> [Given entries]
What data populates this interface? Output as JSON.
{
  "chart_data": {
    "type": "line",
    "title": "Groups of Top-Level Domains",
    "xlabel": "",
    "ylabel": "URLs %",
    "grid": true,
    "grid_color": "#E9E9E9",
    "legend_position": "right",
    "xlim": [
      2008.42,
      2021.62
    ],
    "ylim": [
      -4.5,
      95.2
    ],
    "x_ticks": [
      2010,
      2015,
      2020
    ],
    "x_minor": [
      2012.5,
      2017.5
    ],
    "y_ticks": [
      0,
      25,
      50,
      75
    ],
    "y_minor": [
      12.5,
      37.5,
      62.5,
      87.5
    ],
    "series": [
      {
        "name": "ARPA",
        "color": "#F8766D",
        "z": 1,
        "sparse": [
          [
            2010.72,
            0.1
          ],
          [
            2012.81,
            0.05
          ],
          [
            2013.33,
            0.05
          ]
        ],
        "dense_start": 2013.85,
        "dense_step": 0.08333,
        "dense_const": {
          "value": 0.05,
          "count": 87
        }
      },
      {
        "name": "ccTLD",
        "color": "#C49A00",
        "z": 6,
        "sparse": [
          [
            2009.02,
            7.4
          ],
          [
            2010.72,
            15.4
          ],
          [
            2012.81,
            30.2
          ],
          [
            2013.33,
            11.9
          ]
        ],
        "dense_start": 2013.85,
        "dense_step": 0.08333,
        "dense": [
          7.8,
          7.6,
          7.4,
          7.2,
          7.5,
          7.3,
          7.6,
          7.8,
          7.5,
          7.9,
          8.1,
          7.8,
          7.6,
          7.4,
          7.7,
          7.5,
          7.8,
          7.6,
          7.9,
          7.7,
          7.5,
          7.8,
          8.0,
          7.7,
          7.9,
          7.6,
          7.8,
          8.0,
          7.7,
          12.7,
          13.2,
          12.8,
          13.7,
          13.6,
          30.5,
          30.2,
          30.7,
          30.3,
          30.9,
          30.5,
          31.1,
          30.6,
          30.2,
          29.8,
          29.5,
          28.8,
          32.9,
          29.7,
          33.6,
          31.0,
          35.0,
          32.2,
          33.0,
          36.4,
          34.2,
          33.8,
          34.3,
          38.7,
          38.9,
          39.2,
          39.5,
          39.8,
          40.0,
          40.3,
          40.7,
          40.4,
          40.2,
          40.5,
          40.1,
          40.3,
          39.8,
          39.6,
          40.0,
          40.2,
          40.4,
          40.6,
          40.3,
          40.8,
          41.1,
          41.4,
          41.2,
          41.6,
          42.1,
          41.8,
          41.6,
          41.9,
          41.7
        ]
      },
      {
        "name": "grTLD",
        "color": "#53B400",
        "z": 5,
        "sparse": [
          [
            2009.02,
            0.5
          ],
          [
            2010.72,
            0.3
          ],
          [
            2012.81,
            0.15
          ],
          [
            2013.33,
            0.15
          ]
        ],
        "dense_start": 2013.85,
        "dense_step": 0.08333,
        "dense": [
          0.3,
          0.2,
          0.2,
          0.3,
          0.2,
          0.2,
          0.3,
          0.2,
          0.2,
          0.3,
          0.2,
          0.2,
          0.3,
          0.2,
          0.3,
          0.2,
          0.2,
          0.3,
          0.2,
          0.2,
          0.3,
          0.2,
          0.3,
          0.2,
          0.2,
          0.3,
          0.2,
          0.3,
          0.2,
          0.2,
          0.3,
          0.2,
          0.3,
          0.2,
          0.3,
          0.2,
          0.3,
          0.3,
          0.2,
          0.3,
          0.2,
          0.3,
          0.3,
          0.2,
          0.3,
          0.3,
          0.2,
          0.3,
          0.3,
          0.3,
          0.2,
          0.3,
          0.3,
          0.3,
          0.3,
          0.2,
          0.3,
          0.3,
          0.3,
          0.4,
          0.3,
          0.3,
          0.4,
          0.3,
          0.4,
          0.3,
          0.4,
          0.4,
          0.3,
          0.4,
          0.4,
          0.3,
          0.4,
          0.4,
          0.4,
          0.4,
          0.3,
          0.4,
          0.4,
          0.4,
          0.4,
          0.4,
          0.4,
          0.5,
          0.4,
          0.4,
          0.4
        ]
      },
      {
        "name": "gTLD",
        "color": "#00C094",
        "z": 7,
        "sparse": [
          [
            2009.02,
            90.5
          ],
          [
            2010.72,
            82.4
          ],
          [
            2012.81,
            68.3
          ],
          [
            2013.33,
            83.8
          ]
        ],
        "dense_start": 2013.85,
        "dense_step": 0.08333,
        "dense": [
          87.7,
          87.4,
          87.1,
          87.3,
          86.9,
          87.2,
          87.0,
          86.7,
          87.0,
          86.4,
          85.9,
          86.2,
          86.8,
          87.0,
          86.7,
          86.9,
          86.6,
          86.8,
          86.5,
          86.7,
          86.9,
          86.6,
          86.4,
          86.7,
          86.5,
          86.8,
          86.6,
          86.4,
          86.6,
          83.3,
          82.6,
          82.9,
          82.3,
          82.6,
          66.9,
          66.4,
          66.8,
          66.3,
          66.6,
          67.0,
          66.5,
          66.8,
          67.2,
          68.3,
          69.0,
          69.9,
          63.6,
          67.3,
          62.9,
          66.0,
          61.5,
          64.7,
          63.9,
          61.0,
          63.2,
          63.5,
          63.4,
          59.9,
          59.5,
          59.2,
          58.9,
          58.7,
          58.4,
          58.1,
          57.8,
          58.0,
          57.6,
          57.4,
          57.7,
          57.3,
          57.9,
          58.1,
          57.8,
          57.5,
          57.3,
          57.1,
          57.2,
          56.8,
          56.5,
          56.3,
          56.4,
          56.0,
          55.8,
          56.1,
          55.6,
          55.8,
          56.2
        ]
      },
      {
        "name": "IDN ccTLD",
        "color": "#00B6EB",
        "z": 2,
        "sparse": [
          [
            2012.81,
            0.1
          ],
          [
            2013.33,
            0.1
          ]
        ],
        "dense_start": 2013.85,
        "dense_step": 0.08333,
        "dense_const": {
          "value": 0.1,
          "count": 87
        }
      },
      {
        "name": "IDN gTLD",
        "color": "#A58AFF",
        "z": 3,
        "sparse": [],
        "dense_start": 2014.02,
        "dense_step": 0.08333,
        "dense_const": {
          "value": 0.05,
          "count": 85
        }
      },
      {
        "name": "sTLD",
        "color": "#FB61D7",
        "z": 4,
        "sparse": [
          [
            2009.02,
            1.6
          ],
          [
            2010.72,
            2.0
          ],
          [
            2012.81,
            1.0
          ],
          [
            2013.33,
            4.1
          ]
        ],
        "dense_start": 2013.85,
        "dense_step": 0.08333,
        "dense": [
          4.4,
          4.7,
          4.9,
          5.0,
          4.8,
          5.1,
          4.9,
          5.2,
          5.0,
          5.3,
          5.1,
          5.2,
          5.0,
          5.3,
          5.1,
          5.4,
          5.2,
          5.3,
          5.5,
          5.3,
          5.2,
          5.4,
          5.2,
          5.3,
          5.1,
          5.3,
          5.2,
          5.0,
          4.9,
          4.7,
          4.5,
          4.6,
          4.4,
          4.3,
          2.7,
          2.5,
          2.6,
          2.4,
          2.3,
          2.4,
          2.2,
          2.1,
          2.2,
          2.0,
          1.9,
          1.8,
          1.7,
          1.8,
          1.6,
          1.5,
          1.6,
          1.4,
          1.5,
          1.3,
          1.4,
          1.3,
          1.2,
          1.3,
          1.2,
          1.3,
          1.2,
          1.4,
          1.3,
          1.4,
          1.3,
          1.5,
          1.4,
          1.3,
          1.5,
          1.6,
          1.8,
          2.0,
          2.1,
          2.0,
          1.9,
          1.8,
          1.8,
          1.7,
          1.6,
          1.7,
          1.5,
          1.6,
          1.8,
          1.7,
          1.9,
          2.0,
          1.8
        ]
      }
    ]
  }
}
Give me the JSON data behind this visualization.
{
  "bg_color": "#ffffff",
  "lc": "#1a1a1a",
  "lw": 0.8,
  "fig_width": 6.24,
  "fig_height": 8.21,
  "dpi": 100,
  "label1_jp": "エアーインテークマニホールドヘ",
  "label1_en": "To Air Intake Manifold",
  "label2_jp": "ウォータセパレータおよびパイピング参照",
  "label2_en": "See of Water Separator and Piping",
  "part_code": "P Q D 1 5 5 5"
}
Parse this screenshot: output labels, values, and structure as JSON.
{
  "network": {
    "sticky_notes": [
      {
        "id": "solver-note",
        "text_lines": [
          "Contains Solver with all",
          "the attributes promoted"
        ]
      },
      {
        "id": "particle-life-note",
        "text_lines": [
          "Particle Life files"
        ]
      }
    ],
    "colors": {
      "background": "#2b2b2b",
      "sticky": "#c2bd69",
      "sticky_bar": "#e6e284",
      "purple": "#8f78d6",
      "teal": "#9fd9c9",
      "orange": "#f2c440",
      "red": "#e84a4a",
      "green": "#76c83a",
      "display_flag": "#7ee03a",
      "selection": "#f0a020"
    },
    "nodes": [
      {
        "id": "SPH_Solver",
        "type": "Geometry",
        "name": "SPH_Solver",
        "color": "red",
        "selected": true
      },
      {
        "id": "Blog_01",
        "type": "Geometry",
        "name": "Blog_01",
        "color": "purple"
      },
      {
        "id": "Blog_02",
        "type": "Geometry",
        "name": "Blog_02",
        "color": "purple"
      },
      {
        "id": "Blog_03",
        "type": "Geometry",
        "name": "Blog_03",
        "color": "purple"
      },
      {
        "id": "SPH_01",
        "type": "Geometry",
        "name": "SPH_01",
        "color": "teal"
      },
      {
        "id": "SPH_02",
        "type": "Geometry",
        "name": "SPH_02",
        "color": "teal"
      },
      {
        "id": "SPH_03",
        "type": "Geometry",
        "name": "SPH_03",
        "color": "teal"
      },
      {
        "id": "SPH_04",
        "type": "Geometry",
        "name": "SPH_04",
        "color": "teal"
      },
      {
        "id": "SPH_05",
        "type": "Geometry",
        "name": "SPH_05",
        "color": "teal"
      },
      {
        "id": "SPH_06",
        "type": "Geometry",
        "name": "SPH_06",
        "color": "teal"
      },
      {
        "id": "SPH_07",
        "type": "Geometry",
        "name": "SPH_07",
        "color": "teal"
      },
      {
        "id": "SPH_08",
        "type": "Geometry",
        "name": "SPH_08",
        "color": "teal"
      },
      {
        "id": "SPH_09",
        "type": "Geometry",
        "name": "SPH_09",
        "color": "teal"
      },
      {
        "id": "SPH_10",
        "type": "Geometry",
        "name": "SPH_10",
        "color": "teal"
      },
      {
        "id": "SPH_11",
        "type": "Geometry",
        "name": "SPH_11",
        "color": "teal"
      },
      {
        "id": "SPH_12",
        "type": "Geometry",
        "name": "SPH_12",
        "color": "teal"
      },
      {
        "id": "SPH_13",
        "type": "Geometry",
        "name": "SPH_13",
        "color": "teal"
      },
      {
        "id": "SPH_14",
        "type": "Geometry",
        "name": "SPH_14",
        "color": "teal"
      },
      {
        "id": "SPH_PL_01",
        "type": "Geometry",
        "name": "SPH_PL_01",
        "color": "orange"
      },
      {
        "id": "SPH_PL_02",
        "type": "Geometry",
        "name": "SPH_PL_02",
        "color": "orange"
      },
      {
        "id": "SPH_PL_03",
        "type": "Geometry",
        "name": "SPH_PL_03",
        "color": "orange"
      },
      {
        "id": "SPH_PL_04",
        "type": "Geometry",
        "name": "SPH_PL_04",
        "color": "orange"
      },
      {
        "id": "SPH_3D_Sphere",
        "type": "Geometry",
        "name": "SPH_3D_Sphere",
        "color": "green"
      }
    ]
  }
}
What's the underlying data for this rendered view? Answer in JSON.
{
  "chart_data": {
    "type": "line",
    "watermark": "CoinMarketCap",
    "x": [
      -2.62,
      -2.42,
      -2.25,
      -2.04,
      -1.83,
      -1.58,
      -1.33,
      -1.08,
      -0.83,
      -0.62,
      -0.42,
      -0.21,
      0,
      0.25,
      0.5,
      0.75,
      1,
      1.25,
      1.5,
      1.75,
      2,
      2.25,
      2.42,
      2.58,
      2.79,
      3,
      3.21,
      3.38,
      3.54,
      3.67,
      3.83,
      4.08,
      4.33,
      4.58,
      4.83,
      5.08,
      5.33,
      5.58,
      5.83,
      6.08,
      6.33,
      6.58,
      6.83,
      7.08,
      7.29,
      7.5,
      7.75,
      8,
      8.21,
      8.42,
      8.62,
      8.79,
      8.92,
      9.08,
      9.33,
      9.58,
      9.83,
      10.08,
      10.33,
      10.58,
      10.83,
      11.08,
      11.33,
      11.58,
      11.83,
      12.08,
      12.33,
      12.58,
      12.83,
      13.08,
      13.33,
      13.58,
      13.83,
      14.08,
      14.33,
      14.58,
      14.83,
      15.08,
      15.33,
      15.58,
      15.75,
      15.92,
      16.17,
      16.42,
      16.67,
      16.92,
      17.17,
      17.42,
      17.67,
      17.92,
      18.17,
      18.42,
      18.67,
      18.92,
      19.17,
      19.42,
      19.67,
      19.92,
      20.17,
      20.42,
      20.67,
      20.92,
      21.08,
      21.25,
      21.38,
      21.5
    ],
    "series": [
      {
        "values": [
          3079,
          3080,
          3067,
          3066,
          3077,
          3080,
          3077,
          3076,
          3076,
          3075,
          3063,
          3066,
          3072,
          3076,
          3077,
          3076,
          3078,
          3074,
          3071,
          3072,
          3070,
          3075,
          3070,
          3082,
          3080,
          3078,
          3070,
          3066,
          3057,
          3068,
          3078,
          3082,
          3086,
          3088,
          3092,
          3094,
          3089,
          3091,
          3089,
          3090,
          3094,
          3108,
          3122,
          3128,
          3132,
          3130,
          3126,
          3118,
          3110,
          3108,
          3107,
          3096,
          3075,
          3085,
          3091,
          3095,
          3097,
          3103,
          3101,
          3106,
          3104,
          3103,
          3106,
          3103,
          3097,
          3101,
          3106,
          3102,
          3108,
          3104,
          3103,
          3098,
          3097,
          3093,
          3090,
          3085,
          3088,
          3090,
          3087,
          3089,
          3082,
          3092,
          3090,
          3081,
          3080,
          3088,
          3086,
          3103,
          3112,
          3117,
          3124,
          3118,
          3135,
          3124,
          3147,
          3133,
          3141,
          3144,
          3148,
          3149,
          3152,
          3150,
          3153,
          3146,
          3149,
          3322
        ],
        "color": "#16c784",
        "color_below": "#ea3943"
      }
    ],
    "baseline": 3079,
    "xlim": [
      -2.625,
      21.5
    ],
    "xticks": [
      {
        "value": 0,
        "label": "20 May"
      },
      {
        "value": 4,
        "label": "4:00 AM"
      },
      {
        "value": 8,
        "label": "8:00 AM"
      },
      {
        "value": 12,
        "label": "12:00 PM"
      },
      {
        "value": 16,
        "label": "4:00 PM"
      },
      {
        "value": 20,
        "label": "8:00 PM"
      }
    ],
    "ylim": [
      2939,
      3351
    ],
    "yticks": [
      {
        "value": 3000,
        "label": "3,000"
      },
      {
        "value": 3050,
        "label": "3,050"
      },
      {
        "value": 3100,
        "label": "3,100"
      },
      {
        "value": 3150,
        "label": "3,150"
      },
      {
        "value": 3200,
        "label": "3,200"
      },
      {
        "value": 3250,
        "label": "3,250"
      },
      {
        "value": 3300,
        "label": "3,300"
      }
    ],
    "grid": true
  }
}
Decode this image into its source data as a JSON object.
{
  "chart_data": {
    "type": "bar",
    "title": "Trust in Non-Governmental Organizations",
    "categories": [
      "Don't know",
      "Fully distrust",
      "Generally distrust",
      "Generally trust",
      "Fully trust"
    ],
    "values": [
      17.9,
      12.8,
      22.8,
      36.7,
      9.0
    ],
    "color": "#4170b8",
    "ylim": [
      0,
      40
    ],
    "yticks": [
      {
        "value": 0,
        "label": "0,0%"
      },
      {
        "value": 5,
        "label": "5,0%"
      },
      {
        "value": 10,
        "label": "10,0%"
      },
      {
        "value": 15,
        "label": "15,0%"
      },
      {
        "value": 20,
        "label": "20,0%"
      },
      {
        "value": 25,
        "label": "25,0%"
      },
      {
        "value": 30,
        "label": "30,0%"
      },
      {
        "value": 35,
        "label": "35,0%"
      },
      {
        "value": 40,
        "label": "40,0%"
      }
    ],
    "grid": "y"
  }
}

> [Exercise goal] Scan the material above. Extract every line in which the word "Generally" occurs.

> [Answer to this task]
      "Generally distrust",
      "Generally trust",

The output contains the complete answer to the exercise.